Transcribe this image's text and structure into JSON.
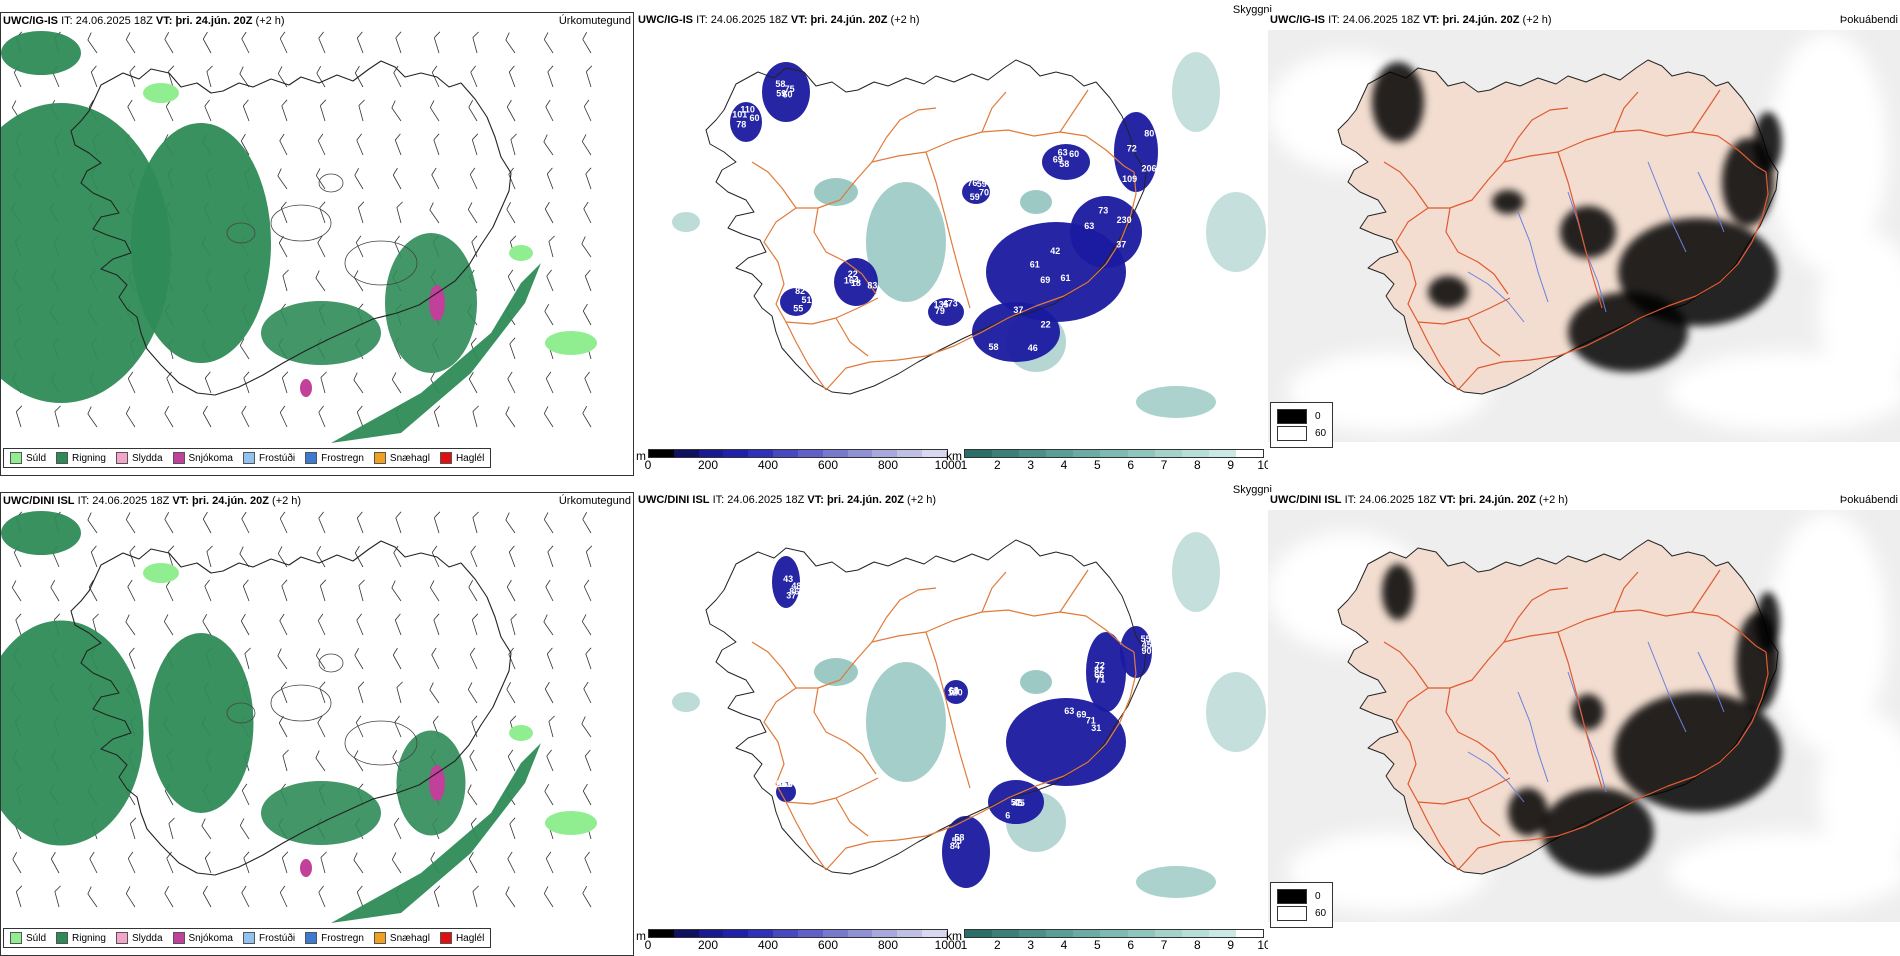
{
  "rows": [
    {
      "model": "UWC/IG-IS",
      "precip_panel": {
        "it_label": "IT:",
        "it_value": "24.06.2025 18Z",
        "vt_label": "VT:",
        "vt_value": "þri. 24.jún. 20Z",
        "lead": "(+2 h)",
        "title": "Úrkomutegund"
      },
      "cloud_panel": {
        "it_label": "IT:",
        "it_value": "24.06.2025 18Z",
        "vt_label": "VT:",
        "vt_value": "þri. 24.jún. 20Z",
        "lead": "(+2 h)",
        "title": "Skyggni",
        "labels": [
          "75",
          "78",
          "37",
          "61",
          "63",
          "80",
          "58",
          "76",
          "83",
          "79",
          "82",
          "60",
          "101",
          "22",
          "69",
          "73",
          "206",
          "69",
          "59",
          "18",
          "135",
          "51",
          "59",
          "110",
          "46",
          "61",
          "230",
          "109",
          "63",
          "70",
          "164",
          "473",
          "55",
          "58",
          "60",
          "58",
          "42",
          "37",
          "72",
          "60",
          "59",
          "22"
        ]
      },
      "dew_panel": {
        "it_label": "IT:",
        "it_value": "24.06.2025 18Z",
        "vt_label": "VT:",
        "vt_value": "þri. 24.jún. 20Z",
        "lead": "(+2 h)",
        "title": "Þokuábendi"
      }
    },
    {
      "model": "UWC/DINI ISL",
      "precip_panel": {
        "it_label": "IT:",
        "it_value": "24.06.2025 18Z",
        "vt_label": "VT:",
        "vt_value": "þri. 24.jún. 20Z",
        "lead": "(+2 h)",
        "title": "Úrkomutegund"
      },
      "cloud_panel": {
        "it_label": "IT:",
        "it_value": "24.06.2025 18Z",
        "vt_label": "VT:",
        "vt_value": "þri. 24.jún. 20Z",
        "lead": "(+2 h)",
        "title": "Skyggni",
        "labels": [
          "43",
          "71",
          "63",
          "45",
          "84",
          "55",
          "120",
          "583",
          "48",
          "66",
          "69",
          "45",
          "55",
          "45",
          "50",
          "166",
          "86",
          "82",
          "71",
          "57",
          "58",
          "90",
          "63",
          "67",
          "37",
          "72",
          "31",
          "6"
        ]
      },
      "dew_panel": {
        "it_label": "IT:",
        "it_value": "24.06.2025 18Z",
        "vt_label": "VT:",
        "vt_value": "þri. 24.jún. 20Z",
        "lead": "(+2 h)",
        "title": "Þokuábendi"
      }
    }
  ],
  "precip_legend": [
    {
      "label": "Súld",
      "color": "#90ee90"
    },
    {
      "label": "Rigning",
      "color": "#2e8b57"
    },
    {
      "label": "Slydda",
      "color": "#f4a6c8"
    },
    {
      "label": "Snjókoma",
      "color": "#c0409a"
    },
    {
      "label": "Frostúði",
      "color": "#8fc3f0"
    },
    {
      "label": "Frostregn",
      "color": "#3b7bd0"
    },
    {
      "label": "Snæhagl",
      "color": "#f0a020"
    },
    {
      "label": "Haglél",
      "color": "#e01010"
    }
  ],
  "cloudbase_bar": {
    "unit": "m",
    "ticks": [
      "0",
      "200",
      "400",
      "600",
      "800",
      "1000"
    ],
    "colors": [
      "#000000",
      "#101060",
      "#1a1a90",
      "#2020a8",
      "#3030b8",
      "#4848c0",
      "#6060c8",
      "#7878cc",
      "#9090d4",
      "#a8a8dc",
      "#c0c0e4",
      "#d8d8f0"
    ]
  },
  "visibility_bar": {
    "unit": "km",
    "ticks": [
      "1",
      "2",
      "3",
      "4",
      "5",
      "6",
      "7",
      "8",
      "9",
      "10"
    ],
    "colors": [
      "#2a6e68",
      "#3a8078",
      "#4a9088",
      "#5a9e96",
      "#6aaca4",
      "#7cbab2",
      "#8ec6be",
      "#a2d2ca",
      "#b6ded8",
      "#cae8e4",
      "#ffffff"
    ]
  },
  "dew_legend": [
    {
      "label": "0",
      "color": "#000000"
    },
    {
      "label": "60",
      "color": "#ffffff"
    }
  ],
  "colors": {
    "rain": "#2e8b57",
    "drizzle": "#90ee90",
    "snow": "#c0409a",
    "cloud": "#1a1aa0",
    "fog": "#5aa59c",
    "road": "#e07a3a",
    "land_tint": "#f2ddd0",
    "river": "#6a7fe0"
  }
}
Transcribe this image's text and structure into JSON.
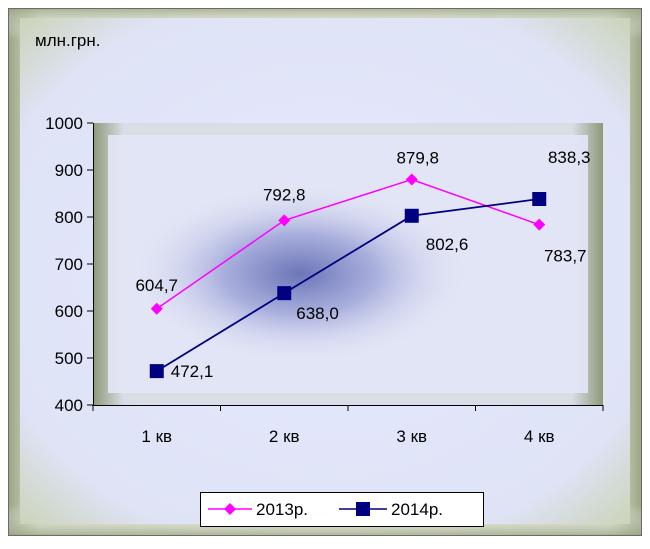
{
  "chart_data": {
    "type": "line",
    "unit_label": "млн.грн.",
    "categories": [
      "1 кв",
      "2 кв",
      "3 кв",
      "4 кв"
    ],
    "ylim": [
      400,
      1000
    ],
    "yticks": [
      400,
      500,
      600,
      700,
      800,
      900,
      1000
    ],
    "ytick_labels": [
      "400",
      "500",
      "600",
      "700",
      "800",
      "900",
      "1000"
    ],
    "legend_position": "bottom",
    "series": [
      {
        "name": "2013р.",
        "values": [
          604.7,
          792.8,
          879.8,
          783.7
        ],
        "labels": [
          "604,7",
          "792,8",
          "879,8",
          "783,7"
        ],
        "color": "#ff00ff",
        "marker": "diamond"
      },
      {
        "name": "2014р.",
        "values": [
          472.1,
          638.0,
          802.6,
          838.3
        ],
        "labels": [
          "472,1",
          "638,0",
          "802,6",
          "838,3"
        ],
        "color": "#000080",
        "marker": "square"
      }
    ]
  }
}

-*-

- INSTRUCTIONS TO FOLLOW:
Except for the pictures, copy every line of the records above exactly.

- WRITTEN RESPONSE:
Transcribe this image's text and structure into JSON.
{
  "rows": [
    {
      "model": "UWC/IG-IS",
      "precip_panel": {
        "it_label": "IT:",
        "it_value": "24.06.2025 18Z",
        "vt_label": "VT:",
        "vt_value": "þri. 24.jún. 20Z",
        "lead": "(+2 h)",
        "title": "Úrkomutegund"
      },
      "cloud_panel": {
        "it_label": "IT:",
        "it_value": "24.06.2025 18Z",
        "vt_label": "VT:",
        "vt_value": "þri. 24.jún. 20Z",
        "lead": "(+2 h)",
        "title": "Skyggni",
        "labels": [
          "75",
          "78",
          "37",
          "61",
          "63",
          "80",
          "58",
          "76",
          "83",
          "79",
          "82",
          "60",
          "101",
          "22",
          "69",
          "73",
          "206",
          "69",
          "59",
          "18",
          "135",
          "51",
          "59",
          "110",
          "46",
          "61",
          "230",
          "109",
          "63",
          "70",
          "164",
          "473",
          "55",
          "58",
          "60",
          "58",
          "42",
          "37",
          "72",
          "60",
          "59",
          "22"
        ]
      },
      "dew_panel": {
        "it_label": "IT:",
        "it_value": "24.06.2025 18Z",
        "vt_label": "VT:",
        "vt_value": "þri. 24.jún. 20Z",
        "lead": "(+2 h)",
        "title": "Þokuábendi"
      }
    },
    {
      "model": "UWC/DINI ISL",
      "precip_panel": {
        "it_label": "IT:",
        "it_value": "24.06.2025 18Z",
        "vt_label": "VT:",
        "vt_value": "þri. 24.jún. 20Z",
        "lead": "(+2 h)",
        "title": "Úrkomutegund"
      },
      "cloud_panel": {
        "it_label": "IT:",
        "it_value": "24.06.2025 18Z",
        "vt_label": "VT:",
        "vt_value": "þri. 24.jún. 20Z",
        "lead": "(+2 h)",
        "title": "Skyggni",
        "labels": [
          "43",
          "71",
          "63",
          "45",
          "84",
          "55",
          "120",
          "583",
          "48",
          "66",
          "69",
          "45",
          "55",
          "45",
          "50",
          "166",
          "86",
          "82",
          "71",
          "57",
          "58",
          "90",
          "63",
          "67",
          "37",
          "72",
          "31",
          "6"
        ]
      },
      "dew_panel": {
        "it_label": "IT:",
        "it_value": "24.06.2025 18Z",
        "vt_label": "VT:",
        "vt_value": "þri. 24.jún. 20Z",
        "lead": "(+2 h)",
        "title": "Þokuábendi"
      }
    }
  ],
  "precip_legend": [
    {
      "label": "Súld",
      "color": "#90ee90"
    },
    {
      "label": "Rigning",
      "color": "#2e8b57"
    },
    {
      "label": "Slydda",
      "color": "#f4a6c8"
    },
    {
      "label": "Snjókoma",
      "color": "#c0409a"
    },
    {
      "label": "Frostúði",
      "color": "#8fc3f0"
    },
    {
      "label": "Frostregn",
      "color": "#3b7bd0"
    },
    {
      "label": "Snæhagl",
      "color": "#f0a020"
    },
    {
      "label": "Haglél",
      "color": "#e01010"
    }
  ],
  "cloudbase_bar": {
    "unit": "m",
    "ticks": [
      "0",
      "200",
      "400",
      "600",
      "800",
      "1000"
    ],
    "colors": [
      "#000000",
      "#101060",
      "#1a1a90",
      "#2020a8",
      "#3030b8",
      "#4848c0",
      "#6060c8",
      "#7878cc",
      "#9090d4",
      "#a8a8dc",
      "#c0c0e4",
      "#d8d8f0"
    ]
  },
  "visibility_bar": {
    "unit": "km",
    "ticks": [
      "1",
      "2",
      "3",
      "4",
      "5",
      "6",
      "7",
      "8",
      "9",
      "10"
    ],
    "colors": [
      "#2a6e68",
      "#3a8078",
      "#4a9088",
      "#5a9e96",
      "#6aaca4",
      "#7cbab2",
      "#8ec6be",
      "#a2d2ca",
      "#b6ded8",
      "#cae8e4",
      "#ffffff"
    ]
  },
  "dew_legend": [
    {
      "label": "0",
      "color": "#000000"
    },
    {
      "label": "60",
      "color": "#ffffff"
    }
  ],
  "colors": {
    "rain": "#2e8b57",
    "drizzle": "#90ee90",
    "snow": "#c0409a",
    "cloud": "#1a1aa0",
    "fog": "#5aa59c",
    "road": "#e07a3a",
    "land_tint": "#f2ddd0",
    "river": "#6a7fe0"
  }
}
Transcribe this image's text and structure into JSON.
{
  "chart_data": {
    "type": "line",
    "unit_label": "млн.грн.",
    "categories": [
      "1 кв",
      "2 кв",
      "3 кв",
      "4 кв"
    ],
    "ylim": [
      400,
      1000
    ],
    "yticks": [
      400,
      500,
      600,
      700,
      800,
      900,
      1000
    ],
    "ytick_labels": [
      "400",
      "500",
      "600",
      "700",
      "800",
      "900",
      "1000"
    ],
    "legend_position": "bottom",
    "series": [
      {
        "name": "2013р.",
        "values": [
          604.7,
          792.8,
          879.8,
          783.7
        ],
        "labels": [
          "604,7",
          "792,8",
          "879,8",
          "783,7"
        ],
        "color": "#ff00ff",
        "marker": "diamond"
      },
      {
        "name": "2014р.",
        "values": [
          472.1,
          638.0,
          802.6,
          838.3
        ],
        "labels": [
          "472,1",
          "638,0",
          "802,6",
          "838,3"
        ],
        "color": "#000080",
        "marker": "square"
      }
    ]
  }
}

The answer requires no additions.